## START
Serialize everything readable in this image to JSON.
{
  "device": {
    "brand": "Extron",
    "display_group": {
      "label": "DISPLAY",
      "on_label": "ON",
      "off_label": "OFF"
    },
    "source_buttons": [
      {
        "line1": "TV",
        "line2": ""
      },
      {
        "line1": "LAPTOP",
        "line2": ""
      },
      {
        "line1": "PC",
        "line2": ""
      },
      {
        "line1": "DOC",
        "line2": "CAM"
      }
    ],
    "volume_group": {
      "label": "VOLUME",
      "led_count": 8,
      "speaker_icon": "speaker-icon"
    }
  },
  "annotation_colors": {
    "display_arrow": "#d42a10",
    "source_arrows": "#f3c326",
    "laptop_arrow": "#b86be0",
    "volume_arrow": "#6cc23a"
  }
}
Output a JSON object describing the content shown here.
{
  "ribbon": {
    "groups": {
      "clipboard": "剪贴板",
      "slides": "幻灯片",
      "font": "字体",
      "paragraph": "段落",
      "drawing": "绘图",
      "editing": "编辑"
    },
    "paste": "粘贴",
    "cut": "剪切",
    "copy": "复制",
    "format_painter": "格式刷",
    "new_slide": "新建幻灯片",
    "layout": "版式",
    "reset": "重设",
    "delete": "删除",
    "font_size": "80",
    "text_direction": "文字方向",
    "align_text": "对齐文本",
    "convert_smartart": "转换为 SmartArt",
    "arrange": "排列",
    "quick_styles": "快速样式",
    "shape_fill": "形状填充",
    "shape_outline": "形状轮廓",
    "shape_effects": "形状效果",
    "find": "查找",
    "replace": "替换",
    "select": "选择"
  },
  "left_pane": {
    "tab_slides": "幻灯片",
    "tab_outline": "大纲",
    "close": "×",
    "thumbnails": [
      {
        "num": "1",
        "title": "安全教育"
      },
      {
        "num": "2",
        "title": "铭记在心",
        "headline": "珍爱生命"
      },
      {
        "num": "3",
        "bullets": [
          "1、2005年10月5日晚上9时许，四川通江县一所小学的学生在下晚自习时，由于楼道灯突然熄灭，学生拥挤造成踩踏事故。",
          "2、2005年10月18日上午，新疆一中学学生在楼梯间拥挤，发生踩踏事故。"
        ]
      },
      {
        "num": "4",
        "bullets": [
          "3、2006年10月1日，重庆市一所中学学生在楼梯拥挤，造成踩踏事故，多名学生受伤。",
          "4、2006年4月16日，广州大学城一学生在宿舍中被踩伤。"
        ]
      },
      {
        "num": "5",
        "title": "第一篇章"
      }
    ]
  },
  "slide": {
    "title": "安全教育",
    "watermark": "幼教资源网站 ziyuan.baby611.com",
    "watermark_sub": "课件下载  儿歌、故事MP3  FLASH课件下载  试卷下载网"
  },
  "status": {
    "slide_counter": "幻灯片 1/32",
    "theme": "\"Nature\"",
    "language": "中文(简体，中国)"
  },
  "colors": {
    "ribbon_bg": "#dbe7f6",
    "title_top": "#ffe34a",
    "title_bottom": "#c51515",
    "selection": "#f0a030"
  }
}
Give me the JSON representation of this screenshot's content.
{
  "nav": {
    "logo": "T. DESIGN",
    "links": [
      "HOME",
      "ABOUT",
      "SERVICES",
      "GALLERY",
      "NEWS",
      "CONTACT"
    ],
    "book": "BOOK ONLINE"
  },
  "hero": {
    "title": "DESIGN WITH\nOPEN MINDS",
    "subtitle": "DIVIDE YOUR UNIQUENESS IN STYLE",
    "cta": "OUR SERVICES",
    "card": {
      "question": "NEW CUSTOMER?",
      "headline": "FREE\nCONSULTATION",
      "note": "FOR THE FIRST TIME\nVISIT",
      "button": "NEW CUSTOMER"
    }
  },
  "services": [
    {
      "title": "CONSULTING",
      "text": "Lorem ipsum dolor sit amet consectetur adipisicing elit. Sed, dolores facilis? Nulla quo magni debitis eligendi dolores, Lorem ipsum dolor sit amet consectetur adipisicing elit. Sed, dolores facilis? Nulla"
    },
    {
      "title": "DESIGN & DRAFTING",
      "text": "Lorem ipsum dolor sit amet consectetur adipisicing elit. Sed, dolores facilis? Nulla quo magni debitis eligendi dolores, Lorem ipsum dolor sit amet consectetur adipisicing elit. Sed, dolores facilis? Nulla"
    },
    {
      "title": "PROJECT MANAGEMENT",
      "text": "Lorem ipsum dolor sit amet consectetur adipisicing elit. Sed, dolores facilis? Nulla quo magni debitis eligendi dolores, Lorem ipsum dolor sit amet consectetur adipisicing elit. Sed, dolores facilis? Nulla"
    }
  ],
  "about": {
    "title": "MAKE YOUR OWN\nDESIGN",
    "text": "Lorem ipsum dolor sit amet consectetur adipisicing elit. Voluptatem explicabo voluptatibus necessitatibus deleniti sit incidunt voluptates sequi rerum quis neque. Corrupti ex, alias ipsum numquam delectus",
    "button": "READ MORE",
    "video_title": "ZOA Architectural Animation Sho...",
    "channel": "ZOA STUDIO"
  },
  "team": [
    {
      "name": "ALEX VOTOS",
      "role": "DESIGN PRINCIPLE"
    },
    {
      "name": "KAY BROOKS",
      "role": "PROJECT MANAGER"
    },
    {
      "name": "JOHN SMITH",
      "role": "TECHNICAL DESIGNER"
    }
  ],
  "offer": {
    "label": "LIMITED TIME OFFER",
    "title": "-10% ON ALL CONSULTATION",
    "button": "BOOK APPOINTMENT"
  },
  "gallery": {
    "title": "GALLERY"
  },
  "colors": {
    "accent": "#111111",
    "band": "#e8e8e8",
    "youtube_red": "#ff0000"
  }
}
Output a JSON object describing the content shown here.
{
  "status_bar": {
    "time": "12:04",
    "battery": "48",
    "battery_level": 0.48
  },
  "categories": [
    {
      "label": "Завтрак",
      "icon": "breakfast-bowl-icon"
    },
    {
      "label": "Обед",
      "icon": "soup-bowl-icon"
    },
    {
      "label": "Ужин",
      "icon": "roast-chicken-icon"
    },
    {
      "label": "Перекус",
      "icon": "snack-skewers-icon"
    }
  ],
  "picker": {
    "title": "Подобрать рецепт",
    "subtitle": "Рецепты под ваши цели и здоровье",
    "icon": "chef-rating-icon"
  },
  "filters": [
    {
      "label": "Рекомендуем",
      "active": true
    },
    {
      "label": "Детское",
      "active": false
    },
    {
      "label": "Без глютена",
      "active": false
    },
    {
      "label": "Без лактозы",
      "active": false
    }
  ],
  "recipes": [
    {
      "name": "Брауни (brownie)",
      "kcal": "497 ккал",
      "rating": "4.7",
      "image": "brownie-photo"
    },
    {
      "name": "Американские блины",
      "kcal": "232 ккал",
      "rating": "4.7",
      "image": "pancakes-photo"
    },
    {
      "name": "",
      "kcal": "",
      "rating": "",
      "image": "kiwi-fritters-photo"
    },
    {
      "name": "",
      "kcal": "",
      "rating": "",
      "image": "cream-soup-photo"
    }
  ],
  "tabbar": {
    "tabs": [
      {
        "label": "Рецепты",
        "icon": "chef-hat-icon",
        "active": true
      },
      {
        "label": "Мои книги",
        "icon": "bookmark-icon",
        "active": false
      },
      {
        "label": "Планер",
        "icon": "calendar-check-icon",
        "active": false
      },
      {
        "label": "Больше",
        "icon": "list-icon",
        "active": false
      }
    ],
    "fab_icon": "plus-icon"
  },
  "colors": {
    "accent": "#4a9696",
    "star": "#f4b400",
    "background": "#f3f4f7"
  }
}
## END
> STATED TASK
Look through the data and show every line containing "JSON".

> WRITTEN RESPONSE
Serialize everything readable in this image to JSON.
Output a JSON object describing the content shown here.
Give me the JSON representation of this screenshot's content.
Output a JSON object describing the content shown here.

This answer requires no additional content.